Extract to read:
╭──

Tag Archives: Dirk Flinthart

Wednesday Writers: Dirk Flinthart

Aussie Spec Fic is full of larger than life characters, but one man bestrides the scene like a wine swilling, feast cooking colossus. Bon vivant, polymath, raconteur – all these words and more apply to Dirk Flinthart. Anyone who has been fortunate enough to spend time in his company knows that there is never a dull moment in the Dirk zone. But, while those who are as smart as Dirk can often be uncharitable, you would not find a more encouraging and welcoming guy. He’s also one of Australia’s most talented writers with a stellar record in producing quality work. This combination of skill and the ability to get the most out of life make Dirk the perfect man to talk about having fun with your writing.

I had dinner with Dave the other night, around at Tehani Wessely’s place here in Tas. It was pretty cool. Tehani makes a mean lasagne, and both she and David are good company. Conversation with the writing crowd is usually fun, I’ve found, and almost never boring.

Anyway, we were about halfway through the evening when David mentioned a ‘brag shelf’ — a reasonably visible bookshelf with published works by the author who owns the shelf. And… um… I don’t have one.

I’ve got lots of stories in print. I’ve got a nifty-looking Ditmar up on one of my shelves, somewhere in the Vault of Chaos I call my study. I’ve got minor awards for this and that, and lots of shortlistings and nominations, but somehow, I’ve just never really got around to a display shelf. In fact, I’m not even very good at keeping track of what I’ve printed.

Part of this is just me. I’m notoriously bad at taking compliments, and I’m not much on self-promotion. Not great for a writer in this day and age. I can do it, of course. I just don’t enjoy it.

And that’s the key, really. It’s also the key to this little piece: enjoyment.  I love writing stories, but once I’ve written a piece and seen it in print, I want to move on and write the next one. Keeping trophies isn’t part of the game for me: I’m all about the next contract, the next gig, the next story.

I’ve been writing stories since I was a kid. I figure most writers would say the same thing. I started getting paid in University, writing articles for this and that. Being paid was cool, but the point was much more about having fun. I convinced magazines to let me go to Maleny-Woodford to interview feral babes. I got myself paid to attend the National Festival of Beer. I got paid to ride around in a 4WD-converted Rolls Royce.

I made money, but more: I had a lot of fun.

Fiction is fun for me too. Even the serious stuff. When I get a really good idea, I literally get chills. I’ve been known to pull over by the roadside and stare vacantly into the middle distance, then burst into a triumphant cheer just because I’ve had that ‘click’, and seen how to create something that I like.

The stories that have worked best for me have been the ones that were the most fun. Honestly? I work at all of them, and I enjoy all of them, but its the ones with a bit of fun to the narrative line that I like best. Those Red Priest stories — yeah, I had a great time with them. There will be more.

╰──

Given request 1: In the post about Dirk Flinthart, what award does he say sits on one of the shelves in his study?
Given request 2: Carry on the post about Dirk Flinthart from its last sentence.

Data provided:

╭──

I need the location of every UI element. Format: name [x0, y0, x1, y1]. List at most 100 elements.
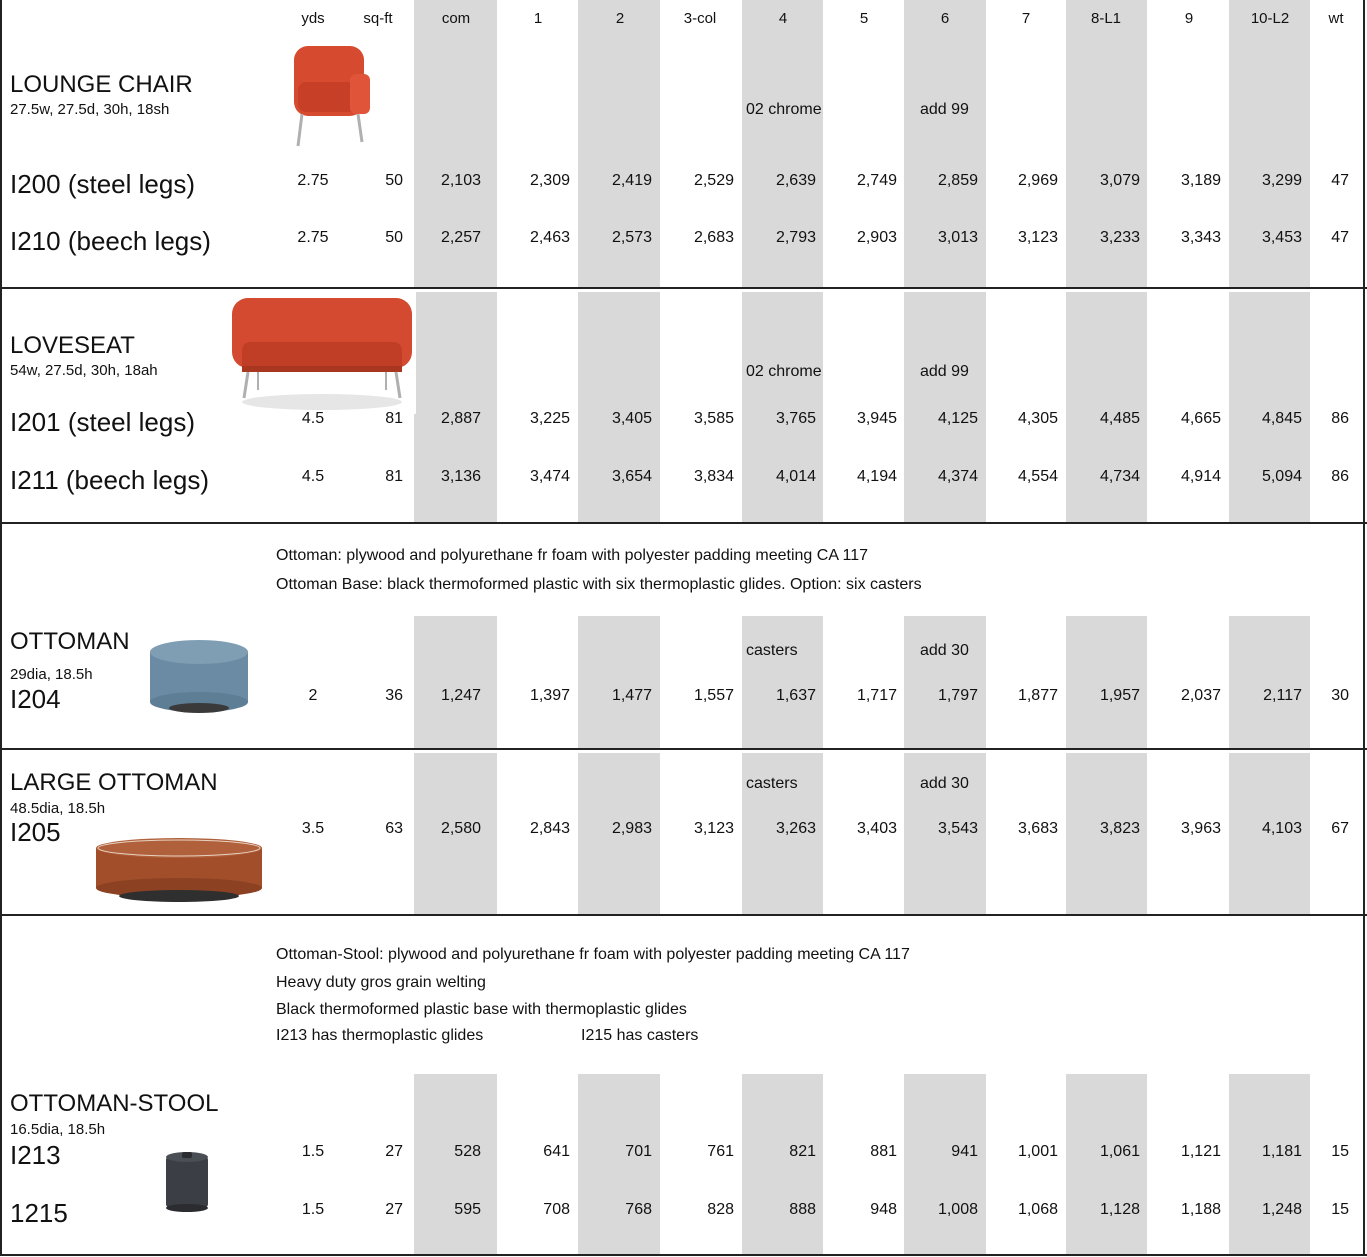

╰──
╭──

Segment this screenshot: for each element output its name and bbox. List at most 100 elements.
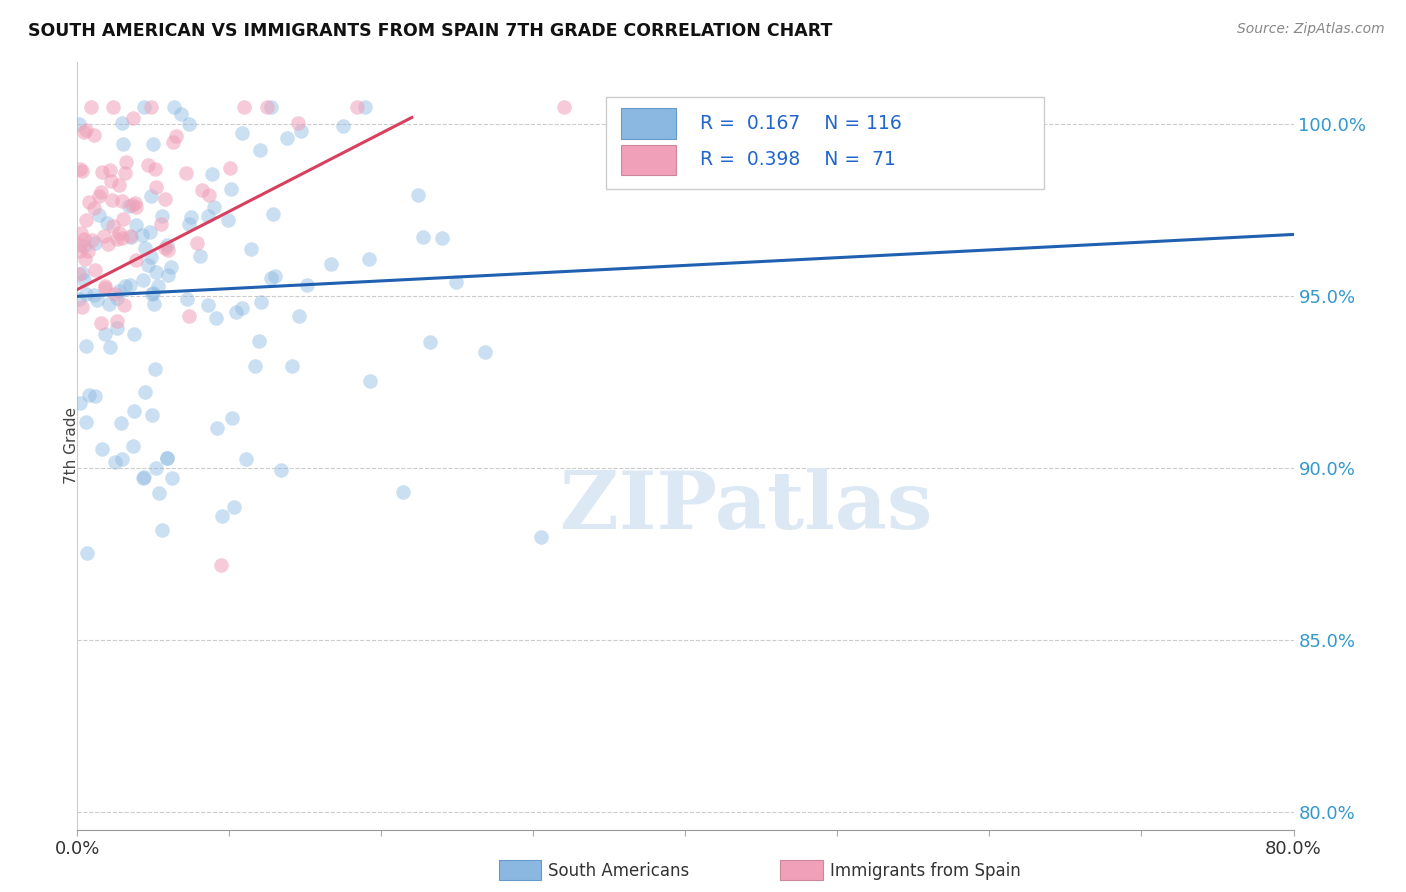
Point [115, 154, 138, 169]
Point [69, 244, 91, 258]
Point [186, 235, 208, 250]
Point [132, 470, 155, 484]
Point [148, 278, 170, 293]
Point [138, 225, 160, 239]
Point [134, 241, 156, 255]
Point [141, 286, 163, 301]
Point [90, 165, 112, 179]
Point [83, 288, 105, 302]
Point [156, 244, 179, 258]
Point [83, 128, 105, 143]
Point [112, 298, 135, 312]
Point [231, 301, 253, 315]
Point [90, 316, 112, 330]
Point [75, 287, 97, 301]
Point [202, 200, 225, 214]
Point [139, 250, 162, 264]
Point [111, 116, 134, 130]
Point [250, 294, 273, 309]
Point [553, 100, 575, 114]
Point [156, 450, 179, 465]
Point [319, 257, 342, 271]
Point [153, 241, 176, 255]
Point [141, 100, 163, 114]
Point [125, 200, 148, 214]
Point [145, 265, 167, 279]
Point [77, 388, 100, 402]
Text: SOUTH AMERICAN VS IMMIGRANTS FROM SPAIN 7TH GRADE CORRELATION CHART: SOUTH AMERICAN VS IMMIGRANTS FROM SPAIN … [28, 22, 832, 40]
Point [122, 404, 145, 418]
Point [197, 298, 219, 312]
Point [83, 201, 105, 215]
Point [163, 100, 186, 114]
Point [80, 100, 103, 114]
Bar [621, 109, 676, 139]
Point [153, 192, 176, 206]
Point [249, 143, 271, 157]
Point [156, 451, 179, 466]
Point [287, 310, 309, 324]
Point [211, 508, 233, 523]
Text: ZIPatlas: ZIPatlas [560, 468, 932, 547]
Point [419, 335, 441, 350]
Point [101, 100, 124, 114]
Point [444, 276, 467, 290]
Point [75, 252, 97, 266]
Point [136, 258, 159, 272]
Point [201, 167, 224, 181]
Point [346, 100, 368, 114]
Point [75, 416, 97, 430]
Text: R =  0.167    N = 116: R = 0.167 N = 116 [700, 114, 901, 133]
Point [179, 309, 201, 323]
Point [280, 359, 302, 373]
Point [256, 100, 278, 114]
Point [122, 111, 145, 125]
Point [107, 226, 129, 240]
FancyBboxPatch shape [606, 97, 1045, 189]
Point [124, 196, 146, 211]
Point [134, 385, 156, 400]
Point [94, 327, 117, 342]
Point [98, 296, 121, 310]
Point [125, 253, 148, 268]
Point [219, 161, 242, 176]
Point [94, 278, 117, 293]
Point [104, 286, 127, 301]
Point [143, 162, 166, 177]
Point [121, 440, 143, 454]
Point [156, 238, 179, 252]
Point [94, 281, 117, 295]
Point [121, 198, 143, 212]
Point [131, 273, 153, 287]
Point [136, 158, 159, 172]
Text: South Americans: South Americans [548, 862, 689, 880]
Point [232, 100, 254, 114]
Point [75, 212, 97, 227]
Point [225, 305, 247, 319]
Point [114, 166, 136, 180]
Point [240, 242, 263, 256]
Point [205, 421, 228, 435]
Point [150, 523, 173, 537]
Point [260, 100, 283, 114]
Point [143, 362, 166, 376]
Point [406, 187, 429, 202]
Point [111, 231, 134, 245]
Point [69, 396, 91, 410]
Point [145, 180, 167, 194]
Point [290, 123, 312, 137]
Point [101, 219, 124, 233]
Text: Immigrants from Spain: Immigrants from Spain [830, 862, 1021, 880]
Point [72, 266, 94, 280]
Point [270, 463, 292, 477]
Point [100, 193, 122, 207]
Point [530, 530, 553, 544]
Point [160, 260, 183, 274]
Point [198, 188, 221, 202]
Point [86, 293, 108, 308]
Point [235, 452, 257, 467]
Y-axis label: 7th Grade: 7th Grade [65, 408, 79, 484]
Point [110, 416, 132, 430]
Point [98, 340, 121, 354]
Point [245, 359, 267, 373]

╰──
╭──

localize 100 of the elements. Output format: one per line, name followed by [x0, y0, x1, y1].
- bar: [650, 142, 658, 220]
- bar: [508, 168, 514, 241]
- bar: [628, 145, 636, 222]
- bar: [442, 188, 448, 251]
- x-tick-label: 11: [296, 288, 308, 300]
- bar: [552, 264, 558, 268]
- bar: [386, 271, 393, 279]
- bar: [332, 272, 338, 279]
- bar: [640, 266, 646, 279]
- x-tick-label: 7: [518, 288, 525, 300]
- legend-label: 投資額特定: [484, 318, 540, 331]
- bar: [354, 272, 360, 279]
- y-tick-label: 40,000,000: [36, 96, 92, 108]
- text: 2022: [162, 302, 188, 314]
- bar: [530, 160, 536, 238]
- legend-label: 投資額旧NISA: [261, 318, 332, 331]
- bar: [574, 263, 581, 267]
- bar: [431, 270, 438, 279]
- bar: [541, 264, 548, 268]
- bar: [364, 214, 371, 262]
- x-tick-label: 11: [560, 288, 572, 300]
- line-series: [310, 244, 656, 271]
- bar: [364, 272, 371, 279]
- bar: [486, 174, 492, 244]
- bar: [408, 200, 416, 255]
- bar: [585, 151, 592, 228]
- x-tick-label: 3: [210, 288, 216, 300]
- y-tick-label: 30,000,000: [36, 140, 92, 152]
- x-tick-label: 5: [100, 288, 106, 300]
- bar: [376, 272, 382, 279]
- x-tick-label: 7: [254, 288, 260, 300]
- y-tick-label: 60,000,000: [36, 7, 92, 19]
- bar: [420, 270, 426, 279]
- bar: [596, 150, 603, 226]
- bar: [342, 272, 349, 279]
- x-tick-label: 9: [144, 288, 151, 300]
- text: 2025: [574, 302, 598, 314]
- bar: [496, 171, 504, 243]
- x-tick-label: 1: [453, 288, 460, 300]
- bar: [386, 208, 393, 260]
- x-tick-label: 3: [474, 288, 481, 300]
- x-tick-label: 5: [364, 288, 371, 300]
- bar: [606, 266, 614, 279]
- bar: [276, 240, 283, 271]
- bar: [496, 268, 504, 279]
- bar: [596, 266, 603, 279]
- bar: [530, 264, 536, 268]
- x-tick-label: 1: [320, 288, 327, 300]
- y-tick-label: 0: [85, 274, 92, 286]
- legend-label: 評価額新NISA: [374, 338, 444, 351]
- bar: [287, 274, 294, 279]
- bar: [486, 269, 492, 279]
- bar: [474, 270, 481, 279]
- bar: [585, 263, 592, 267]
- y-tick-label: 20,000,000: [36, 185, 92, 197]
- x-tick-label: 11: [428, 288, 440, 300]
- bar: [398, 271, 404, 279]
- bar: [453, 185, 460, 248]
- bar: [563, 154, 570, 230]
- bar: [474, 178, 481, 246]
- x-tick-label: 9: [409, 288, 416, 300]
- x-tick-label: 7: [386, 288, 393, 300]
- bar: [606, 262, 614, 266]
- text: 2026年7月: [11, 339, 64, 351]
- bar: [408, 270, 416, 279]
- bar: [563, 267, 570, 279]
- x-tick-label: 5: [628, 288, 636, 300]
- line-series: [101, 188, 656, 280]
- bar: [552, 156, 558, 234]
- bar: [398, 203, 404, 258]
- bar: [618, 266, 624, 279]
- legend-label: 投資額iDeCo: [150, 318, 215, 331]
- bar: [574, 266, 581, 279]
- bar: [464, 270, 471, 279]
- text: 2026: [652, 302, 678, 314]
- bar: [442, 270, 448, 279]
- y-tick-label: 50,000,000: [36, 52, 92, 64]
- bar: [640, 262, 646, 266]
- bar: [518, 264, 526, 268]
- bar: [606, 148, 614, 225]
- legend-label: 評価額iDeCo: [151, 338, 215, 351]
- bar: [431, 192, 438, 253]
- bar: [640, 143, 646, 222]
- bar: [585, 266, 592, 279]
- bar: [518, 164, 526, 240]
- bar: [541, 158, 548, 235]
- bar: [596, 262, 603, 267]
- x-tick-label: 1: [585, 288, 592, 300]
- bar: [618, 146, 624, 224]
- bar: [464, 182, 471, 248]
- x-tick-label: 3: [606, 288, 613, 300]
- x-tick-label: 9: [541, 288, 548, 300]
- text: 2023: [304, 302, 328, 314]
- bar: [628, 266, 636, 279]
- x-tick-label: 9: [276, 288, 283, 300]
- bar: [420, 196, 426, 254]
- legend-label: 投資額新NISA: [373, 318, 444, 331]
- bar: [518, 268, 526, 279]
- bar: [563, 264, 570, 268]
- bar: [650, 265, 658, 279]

╰──

Output 1: A Ditmar.

Output 2:
So, what’s the point here? It’s simple. Like many Australian authors, I’ve spent the last few years working out how to crack the novel market. And like most of us, I’ve cleaned up my act, polished my prose, detailed my structures, concentrated on my Strong Female Characters, and sought ever more elegant style to my writing. I’ve had some excellent feedback, both from my peers in the game (thanks, ROR!) and from publishers. But do you see a big, fat, novel with “Flinthart” on the spine at your local bookstore?

You do not.

And frankly, that’s fairly stupid of me.

Times have changed. The world isn’t reading the way it was. Once upon a time, you needed an agent and a killer pitch and a wicked-sharp MS to catch the eye of the publishers, and even then, you had to be lucky as hell. That’s not true any more. Check the Amazon bestsellers. See how many of them have been self-published, or began life as e-books. Go ahead.

Consider Fifty Shades of Whatever. There’s a great example. Have you read any of it? I make it part of my business to read at least a little of what’s selling. (And believe me, trying to read from Twilight put a serious strain on my gorge.) Do you think Fifty Shades is a painstakingly constructed work of poetic prose, vivid characterisation and clever plotting?

No. Of course not. Let’s be honest: even most of its fans admit that it’s crap.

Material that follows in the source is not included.